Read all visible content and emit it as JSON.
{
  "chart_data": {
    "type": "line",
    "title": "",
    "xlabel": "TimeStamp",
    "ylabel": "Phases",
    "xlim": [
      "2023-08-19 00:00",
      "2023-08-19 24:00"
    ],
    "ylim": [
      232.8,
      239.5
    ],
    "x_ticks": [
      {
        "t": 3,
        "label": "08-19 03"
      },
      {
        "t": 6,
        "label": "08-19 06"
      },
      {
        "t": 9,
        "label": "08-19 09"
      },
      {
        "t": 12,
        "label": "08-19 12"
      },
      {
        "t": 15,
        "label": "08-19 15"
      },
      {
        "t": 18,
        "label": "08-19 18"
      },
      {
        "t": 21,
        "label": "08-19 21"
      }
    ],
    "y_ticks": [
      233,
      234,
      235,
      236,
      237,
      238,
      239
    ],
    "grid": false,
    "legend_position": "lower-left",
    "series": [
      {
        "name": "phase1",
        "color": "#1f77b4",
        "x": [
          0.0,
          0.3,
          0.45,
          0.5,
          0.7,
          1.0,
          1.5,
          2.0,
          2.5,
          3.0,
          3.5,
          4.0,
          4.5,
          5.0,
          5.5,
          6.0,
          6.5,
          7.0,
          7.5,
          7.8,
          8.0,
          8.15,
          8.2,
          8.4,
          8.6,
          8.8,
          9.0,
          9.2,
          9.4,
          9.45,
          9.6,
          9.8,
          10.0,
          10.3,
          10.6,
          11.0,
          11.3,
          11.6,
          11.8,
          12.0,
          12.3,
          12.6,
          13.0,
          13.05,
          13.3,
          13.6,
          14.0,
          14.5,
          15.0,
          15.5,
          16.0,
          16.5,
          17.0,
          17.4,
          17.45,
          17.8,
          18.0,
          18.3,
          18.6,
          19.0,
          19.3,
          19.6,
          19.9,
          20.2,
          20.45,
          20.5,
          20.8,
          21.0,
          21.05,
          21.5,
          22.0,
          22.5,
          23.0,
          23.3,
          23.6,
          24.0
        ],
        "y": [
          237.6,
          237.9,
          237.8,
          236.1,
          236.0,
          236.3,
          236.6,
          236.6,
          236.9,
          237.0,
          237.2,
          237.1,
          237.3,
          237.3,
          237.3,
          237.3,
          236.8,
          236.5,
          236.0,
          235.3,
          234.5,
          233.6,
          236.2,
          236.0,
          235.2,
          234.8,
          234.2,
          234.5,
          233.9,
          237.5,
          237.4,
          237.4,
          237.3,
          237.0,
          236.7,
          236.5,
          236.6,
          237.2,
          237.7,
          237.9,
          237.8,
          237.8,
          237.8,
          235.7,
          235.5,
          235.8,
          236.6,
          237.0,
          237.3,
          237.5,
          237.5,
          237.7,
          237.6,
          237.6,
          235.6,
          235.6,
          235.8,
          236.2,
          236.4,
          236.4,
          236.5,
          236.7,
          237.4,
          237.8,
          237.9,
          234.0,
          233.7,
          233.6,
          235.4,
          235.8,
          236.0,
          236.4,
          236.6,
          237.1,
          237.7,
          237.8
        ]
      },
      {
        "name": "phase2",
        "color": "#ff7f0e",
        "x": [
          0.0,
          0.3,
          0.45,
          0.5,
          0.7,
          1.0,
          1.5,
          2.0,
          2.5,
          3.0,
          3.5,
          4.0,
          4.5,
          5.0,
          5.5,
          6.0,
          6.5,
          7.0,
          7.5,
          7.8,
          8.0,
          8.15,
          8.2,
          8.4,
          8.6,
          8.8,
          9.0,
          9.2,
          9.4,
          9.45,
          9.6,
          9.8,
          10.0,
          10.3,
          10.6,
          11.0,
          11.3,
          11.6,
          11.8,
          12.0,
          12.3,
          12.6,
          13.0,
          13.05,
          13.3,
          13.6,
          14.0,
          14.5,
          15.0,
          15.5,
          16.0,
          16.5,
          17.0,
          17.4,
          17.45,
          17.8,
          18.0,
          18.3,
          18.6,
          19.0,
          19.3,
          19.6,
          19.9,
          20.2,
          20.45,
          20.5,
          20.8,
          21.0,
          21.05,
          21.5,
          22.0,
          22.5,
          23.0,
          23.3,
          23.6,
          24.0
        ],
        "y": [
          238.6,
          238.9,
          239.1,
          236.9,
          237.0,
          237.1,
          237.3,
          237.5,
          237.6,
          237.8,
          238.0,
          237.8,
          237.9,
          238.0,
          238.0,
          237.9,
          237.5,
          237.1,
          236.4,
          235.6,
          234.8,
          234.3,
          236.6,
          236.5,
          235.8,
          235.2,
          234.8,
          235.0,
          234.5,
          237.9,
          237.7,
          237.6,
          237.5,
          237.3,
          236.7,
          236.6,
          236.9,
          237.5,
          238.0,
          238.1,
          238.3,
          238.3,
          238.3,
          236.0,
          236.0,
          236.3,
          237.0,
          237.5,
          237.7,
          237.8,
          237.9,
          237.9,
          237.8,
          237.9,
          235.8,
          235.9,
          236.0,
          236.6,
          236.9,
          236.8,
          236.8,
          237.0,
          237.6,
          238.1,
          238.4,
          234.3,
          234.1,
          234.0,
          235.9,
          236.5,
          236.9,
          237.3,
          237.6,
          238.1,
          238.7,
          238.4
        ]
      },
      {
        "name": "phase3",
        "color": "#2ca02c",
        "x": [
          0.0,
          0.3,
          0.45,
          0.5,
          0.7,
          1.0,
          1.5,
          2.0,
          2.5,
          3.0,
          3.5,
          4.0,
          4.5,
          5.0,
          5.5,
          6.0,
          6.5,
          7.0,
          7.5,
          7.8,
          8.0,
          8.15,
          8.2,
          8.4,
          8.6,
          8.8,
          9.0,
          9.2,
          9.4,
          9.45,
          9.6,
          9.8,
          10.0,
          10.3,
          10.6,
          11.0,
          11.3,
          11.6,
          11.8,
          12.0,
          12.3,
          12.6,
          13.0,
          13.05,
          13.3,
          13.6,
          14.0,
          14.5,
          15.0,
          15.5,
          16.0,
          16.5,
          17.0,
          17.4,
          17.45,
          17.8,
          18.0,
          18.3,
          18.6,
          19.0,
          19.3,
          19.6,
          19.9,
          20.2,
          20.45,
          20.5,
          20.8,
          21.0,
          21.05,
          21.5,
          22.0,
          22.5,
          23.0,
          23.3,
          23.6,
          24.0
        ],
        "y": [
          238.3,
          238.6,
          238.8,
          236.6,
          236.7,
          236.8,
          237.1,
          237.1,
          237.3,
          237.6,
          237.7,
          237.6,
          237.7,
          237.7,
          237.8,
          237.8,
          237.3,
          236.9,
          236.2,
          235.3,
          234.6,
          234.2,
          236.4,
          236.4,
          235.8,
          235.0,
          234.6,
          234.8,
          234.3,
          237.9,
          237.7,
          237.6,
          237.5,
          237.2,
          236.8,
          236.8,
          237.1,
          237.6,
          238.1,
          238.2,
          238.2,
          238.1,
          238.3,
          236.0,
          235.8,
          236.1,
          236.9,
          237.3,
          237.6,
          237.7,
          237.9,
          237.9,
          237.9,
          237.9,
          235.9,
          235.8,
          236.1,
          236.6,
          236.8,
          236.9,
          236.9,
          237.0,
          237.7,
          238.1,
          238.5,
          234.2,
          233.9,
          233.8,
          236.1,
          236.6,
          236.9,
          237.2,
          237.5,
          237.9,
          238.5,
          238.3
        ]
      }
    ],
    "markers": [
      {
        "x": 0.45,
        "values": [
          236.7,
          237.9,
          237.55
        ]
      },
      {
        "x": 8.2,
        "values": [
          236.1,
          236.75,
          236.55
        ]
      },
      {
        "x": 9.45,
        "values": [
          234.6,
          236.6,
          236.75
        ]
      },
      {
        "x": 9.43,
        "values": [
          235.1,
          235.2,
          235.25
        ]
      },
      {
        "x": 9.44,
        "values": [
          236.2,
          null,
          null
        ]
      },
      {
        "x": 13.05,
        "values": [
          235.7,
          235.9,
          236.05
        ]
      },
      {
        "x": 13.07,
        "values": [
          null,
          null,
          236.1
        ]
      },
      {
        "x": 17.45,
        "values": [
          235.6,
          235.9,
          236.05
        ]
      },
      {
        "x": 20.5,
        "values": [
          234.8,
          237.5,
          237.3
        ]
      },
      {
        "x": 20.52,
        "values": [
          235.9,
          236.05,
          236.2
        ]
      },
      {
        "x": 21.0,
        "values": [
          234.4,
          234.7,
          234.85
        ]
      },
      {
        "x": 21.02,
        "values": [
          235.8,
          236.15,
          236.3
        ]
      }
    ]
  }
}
◇ ◇ ◇ ◇ ◇ ◇ ◇
_INSTRUCTIONS FOR THE TASK_
Look through the data above. Copy every line with the string "color" in it.

_REPLY TO THE TASK_
        "color": "#1f77b4",
        "color": "#ff7f0e",
        "color": "#2ca02c",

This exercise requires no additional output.